**EXERCISE AIM**
Each line that holds the word "Поиск" counts once; give the total number of such lines and nothing else.

**INPUT DATA**
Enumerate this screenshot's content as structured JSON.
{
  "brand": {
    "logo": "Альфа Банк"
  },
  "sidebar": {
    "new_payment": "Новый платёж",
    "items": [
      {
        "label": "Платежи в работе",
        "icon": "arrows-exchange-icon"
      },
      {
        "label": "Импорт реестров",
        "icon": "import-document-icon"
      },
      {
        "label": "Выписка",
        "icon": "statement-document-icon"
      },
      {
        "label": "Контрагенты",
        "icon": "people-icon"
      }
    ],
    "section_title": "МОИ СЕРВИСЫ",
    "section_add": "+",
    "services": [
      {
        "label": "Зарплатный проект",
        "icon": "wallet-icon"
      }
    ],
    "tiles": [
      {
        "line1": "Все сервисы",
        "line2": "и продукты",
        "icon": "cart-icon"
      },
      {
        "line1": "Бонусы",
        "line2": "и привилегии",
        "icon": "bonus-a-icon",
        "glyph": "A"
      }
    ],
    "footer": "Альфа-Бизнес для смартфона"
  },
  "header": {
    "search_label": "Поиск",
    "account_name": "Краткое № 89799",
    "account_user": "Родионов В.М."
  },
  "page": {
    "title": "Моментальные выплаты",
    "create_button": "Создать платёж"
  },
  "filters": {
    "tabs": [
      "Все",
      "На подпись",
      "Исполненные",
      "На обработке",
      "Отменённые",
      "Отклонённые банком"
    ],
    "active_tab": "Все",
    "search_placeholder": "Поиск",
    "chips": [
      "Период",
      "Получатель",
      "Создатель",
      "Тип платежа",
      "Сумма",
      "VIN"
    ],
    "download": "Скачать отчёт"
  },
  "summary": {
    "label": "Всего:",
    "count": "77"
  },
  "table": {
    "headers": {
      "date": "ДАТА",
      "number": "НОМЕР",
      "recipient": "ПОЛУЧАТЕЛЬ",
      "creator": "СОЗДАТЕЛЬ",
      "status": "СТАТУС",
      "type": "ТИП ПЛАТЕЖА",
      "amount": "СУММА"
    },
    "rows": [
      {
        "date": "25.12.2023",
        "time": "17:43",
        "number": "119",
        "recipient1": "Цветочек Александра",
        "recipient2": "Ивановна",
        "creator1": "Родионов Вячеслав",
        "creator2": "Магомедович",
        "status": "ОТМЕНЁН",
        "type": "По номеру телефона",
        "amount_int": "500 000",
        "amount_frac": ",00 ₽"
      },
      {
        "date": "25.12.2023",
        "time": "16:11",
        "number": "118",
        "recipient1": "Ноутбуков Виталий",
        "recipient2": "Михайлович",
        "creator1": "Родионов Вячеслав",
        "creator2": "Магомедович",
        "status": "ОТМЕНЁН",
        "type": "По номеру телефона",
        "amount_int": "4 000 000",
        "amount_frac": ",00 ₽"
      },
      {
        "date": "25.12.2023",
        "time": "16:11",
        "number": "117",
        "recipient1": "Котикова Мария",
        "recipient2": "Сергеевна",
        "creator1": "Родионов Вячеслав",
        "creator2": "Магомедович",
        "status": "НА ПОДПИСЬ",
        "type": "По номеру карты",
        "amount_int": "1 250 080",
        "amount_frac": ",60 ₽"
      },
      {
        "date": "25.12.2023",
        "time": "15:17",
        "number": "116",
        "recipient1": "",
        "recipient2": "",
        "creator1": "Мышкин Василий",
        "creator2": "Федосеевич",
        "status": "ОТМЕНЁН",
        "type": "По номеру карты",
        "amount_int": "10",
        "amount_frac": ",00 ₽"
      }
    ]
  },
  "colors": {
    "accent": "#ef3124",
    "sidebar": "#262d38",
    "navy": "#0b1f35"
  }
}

**FINISHED ANSWER**
2